YOUR TASK: Copy each line below that contains "files".

ENTRIES PROVIDED:
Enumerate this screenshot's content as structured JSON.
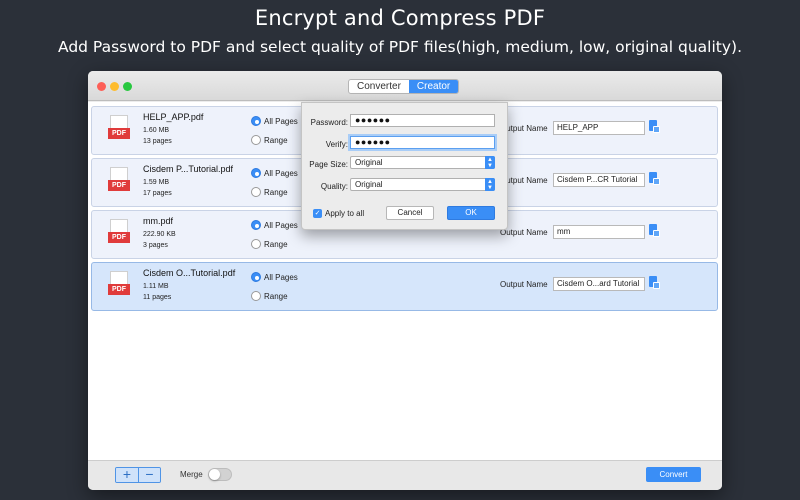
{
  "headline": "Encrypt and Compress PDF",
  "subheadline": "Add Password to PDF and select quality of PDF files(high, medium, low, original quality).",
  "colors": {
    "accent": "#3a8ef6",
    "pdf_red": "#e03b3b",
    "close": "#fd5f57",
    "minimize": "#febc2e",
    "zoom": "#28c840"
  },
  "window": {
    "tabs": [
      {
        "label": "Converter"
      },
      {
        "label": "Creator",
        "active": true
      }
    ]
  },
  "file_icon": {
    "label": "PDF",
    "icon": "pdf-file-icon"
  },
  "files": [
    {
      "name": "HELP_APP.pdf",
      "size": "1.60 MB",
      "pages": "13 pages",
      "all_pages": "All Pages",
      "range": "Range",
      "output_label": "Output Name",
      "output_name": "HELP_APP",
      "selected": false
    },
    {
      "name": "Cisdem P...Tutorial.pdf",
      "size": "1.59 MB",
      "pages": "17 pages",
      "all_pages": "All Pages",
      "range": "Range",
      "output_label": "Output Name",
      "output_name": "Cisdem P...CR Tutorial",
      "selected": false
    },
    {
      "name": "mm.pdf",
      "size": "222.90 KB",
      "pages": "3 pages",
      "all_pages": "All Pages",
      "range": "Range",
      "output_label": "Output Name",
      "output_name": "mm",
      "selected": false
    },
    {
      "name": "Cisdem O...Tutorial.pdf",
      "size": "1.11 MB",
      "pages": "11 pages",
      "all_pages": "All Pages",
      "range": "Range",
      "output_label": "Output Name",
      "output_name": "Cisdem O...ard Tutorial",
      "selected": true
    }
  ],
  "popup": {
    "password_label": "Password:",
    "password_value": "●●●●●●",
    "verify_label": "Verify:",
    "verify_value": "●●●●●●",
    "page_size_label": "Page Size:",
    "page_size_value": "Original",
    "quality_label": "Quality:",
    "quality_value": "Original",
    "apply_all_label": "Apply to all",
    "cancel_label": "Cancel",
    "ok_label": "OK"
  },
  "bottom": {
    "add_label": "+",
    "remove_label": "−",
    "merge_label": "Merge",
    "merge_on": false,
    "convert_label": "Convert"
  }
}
==
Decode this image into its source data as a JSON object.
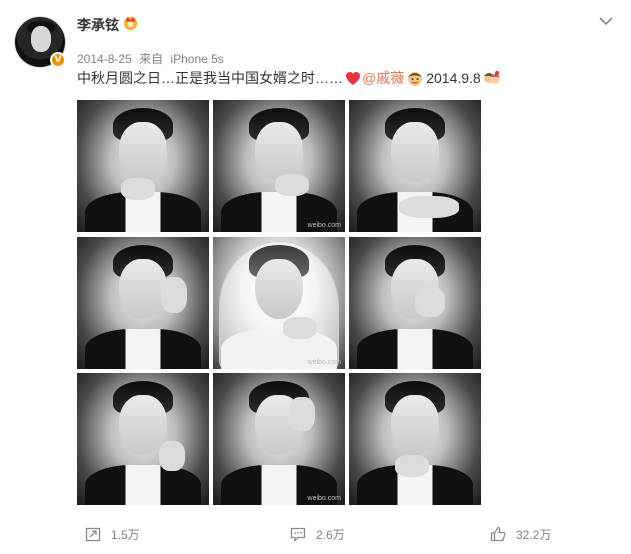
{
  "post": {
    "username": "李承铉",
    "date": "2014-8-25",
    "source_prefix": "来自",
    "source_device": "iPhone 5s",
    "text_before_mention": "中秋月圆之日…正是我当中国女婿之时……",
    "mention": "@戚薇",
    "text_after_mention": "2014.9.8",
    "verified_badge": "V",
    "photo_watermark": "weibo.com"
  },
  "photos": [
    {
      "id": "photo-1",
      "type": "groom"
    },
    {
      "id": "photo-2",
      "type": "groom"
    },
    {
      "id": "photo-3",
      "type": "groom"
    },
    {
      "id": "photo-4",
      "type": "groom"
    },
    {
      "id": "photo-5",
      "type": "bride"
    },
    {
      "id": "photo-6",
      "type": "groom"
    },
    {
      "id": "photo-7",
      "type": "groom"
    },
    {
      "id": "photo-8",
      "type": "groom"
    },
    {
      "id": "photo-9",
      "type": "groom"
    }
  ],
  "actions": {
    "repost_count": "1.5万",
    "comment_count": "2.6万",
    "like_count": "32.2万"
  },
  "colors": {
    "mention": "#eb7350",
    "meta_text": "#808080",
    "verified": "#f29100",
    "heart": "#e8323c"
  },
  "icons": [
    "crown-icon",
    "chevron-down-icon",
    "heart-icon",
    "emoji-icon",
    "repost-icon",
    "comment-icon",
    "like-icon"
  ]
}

THE RESULT:
  "subheadline": "Add Password to PDF and select quality of PDF files(high, medium, low, original quality).",
  "files": [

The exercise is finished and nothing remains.